### THE EXERCISE
Count every line in the following entries where the word "color" appears. Give the count alone.

### GIVEN RECORDS
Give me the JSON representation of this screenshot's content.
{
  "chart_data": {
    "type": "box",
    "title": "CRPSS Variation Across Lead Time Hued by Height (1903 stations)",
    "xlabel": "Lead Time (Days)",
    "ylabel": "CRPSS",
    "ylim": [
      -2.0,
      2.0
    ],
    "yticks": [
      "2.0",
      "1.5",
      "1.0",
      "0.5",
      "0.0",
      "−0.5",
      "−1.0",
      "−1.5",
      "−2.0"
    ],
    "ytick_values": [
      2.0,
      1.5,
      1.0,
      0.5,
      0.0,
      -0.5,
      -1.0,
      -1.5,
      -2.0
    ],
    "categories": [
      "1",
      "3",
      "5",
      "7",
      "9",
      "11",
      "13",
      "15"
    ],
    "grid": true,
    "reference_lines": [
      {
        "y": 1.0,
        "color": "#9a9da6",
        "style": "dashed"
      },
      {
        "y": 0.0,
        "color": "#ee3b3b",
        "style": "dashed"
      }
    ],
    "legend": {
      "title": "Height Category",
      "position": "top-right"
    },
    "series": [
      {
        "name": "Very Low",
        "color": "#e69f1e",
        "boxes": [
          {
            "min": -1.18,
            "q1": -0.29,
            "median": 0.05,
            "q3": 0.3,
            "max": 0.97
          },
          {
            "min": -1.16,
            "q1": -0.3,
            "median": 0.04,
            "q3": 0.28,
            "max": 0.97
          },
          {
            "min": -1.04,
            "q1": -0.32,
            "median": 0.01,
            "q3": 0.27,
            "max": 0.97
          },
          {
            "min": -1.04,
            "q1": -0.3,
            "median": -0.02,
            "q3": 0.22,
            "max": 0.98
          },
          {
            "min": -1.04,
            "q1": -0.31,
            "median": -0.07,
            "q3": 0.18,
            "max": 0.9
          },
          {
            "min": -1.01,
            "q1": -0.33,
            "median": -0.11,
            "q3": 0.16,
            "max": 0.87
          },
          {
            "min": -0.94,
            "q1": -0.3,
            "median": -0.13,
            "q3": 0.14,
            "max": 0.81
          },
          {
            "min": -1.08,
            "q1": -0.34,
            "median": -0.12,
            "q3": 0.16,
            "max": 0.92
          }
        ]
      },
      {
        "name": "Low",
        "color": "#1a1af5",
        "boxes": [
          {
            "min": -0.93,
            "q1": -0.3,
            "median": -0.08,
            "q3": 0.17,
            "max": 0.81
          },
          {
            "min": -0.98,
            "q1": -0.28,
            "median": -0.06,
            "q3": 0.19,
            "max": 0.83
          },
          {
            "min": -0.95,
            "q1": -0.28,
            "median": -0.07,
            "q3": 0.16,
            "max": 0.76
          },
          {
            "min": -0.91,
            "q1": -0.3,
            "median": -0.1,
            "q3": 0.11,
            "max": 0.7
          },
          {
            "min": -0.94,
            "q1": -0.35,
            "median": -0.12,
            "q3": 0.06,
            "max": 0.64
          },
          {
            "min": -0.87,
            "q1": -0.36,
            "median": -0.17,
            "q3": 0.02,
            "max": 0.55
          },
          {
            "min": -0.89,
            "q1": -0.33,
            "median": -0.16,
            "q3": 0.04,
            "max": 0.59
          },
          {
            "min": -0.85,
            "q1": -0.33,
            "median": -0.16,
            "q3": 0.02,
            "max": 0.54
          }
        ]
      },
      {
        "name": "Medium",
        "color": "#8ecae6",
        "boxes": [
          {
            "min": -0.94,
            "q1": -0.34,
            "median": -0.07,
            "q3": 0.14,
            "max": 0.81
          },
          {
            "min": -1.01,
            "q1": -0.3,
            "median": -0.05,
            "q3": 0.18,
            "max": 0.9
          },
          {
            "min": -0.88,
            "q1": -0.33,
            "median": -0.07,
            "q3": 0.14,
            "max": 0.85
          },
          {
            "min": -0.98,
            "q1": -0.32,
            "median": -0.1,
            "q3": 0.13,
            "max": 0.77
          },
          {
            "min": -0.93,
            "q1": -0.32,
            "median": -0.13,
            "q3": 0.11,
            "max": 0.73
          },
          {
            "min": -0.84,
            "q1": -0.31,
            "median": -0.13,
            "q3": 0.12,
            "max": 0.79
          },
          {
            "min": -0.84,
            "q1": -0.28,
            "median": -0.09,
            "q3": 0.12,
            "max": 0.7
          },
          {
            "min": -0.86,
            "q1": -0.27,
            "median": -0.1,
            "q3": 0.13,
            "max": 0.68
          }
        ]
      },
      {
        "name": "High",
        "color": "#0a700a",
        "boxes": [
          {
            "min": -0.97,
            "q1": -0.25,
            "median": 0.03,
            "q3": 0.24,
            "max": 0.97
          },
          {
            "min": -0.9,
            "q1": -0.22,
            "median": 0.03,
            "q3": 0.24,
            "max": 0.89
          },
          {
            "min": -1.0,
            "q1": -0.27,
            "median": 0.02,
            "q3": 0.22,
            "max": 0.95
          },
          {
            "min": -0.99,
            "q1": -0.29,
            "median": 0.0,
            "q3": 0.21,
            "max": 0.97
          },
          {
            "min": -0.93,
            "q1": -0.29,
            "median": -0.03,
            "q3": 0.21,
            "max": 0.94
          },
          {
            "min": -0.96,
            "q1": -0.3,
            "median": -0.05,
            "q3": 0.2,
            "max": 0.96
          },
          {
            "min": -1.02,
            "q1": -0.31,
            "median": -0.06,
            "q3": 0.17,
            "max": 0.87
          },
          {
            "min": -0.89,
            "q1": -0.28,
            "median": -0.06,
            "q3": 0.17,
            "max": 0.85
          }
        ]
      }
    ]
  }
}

### COMPLETE RESPONSE
6